__Task statement__
Please copy every line of the records below that holds the word "Percentage".

Figure content listings
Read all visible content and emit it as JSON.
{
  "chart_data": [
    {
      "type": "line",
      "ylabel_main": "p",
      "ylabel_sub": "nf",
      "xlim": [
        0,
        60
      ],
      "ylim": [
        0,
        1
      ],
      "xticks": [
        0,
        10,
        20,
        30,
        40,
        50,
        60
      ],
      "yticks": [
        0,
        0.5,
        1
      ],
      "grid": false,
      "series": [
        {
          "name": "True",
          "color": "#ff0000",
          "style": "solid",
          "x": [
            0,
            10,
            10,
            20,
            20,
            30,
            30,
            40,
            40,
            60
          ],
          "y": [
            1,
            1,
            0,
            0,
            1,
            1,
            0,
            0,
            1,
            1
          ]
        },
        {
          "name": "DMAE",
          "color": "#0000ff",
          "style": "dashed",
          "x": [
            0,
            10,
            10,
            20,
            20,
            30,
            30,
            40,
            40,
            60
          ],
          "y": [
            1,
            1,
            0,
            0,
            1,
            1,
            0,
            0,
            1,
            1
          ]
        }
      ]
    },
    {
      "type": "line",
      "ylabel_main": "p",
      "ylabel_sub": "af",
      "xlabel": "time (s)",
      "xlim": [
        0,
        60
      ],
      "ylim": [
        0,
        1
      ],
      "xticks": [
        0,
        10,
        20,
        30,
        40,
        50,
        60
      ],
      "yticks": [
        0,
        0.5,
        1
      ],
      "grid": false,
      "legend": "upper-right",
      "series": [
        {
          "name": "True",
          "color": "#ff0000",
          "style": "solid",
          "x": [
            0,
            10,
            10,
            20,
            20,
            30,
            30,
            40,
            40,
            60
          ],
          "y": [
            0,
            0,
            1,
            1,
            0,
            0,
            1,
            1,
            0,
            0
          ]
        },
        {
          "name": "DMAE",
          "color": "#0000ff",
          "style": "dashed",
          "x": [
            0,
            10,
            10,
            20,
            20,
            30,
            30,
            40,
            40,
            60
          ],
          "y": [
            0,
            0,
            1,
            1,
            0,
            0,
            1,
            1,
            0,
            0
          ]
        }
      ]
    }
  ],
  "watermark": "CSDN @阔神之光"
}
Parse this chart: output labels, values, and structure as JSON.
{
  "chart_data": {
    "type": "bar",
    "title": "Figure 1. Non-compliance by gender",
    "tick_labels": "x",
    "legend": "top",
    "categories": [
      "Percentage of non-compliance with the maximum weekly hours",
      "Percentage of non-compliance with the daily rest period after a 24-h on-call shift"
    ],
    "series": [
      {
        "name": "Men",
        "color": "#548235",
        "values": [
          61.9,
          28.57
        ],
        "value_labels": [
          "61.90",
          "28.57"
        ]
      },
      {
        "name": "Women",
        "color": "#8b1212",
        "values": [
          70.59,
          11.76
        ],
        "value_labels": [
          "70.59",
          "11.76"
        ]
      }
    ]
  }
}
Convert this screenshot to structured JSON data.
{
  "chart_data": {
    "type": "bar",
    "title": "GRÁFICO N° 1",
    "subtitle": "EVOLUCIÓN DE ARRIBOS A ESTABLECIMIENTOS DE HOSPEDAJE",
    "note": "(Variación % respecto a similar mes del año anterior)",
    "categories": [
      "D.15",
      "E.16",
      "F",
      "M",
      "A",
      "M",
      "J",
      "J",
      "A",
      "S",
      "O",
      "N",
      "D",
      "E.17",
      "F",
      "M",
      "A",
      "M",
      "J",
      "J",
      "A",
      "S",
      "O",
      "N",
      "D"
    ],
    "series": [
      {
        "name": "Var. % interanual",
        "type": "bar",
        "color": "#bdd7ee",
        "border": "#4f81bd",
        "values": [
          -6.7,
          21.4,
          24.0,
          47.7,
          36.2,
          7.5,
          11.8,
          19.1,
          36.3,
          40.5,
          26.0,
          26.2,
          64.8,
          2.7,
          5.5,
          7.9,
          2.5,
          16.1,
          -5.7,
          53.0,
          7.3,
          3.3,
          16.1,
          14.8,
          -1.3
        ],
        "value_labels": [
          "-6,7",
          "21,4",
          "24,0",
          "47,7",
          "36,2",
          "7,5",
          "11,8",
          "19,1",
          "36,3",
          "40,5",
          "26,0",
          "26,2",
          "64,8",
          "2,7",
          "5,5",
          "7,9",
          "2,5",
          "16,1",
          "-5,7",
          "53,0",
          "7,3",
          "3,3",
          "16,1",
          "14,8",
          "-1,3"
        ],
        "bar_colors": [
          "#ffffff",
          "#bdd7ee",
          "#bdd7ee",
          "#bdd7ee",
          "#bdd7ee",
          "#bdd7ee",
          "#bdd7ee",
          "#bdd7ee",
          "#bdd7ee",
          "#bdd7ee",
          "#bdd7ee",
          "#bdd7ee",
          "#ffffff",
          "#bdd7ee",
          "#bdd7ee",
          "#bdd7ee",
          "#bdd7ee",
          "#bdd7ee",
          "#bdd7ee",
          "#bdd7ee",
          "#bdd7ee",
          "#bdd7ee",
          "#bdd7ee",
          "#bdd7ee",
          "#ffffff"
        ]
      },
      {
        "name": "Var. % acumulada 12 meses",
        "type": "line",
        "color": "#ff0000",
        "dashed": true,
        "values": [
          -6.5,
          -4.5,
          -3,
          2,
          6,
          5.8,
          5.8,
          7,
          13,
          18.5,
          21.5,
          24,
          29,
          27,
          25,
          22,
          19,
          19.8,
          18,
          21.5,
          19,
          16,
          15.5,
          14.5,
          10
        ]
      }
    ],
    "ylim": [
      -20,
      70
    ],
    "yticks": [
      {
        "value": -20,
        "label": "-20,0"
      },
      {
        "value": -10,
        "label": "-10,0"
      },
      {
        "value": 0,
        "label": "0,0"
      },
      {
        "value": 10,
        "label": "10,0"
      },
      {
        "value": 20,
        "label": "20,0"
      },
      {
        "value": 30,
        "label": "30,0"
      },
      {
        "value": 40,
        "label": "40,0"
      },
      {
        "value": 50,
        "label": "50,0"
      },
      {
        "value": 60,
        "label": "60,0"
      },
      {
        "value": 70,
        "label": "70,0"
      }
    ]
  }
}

__Solution for this exercise__
      "Percentage of non-compliance with the maximum weekly hours",
      "Percentage of non-compliance with the daily rest period after a 24-h on-call shift"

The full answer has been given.